[Stored items]

----

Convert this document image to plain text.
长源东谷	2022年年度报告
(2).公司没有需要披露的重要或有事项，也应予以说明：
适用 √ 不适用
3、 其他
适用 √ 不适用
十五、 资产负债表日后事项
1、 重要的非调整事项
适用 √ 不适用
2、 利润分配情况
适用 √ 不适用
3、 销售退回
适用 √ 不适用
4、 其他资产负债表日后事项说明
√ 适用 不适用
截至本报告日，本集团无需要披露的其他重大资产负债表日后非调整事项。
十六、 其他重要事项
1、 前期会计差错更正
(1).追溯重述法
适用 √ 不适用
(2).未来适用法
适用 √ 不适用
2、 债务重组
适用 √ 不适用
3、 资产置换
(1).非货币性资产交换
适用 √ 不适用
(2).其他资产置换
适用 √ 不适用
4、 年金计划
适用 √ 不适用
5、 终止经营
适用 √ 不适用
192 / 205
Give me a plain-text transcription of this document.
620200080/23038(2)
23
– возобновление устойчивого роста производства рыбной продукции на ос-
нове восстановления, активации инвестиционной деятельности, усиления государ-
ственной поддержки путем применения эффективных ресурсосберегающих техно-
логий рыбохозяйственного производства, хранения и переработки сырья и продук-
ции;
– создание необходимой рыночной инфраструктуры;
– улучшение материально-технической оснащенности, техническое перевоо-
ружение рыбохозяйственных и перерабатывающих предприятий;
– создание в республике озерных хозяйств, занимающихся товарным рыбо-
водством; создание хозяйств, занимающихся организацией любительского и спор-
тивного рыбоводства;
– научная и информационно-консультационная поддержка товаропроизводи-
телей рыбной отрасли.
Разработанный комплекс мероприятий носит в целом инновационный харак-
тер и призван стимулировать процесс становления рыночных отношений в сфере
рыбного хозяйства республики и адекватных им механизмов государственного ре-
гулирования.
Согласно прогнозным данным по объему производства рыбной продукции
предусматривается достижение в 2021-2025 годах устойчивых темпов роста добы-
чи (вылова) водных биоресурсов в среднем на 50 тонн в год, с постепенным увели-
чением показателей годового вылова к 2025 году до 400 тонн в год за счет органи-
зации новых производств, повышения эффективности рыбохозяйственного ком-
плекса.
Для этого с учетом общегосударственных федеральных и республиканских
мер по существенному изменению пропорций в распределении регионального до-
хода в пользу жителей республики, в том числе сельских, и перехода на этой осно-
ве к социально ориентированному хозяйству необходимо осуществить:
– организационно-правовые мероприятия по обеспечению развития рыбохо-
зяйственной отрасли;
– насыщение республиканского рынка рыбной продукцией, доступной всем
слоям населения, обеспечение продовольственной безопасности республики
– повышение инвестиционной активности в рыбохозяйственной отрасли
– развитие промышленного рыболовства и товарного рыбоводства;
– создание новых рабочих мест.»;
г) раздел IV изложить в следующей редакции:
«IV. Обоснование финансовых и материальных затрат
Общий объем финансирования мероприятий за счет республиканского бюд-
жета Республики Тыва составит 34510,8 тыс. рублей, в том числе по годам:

----

## EXERCISE OBJECTIVE
Using the listing above, state the number of lines that hold "мероприятий", with no other text.

## ANSWER IN FULL
2